▶ REQUIREMENTS
Across the entries below, how many lines contain the string "text"? Give only the count.

━━━━━ DATA EXTRACT

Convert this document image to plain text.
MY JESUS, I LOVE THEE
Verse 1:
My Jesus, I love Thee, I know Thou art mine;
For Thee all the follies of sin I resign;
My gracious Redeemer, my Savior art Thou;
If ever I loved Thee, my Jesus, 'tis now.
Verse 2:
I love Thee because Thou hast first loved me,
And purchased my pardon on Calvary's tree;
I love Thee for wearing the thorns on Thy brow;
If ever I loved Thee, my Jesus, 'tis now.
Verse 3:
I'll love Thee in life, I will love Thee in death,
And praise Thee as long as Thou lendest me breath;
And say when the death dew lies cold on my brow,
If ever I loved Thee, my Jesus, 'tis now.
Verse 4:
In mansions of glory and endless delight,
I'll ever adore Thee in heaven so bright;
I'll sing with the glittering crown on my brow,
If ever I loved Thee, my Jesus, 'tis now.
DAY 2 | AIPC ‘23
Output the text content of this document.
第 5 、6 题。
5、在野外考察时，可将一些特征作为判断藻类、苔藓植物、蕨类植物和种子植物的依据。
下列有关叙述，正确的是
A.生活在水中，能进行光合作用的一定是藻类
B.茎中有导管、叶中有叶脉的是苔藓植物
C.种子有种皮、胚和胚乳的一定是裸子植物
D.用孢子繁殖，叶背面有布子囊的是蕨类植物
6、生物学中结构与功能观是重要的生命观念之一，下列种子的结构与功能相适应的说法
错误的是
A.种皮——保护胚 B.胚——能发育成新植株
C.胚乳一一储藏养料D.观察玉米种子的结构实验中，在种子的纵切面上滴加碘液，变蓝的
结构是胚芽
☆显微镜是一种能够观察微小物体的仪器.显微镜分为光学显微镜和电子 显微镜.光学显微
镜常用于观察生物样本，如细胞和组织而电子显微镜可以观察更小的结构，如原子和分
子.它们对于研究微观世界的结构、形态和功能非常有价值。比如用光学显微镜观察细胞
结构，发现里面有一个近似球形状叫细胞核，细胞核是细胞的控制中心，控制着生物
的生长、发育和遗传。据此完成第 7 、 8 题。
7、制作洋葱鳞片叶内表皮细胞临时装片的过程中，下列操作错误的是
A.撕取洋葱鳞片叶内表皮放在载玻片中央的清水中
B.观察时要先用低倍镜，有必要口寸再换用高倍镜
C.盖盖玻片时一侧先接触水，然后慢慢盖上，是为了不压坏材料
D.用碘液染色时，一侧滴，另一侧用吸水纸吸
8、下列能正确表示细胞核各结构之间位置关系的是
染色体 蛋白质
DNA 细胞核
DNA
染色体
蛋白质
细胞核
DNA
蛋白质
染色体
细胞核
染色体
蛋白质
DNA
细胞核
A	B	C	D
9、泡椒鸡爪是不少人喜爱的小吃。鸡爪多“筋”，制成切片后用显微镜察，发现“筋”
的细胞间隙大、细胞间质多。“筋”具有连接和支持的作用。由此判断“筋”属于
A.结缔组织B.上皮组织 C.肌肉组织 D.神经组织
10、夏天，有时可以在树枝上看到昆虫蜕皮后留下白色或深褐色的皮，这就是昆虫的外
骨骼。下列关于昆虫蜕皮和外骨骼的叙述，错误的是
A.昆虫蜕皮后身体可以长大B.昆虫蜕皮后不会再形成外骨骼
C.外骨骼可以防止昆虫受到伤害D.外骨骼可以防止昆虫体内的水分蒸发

━━━━━━━━━━

▶ THE SOLUTION
2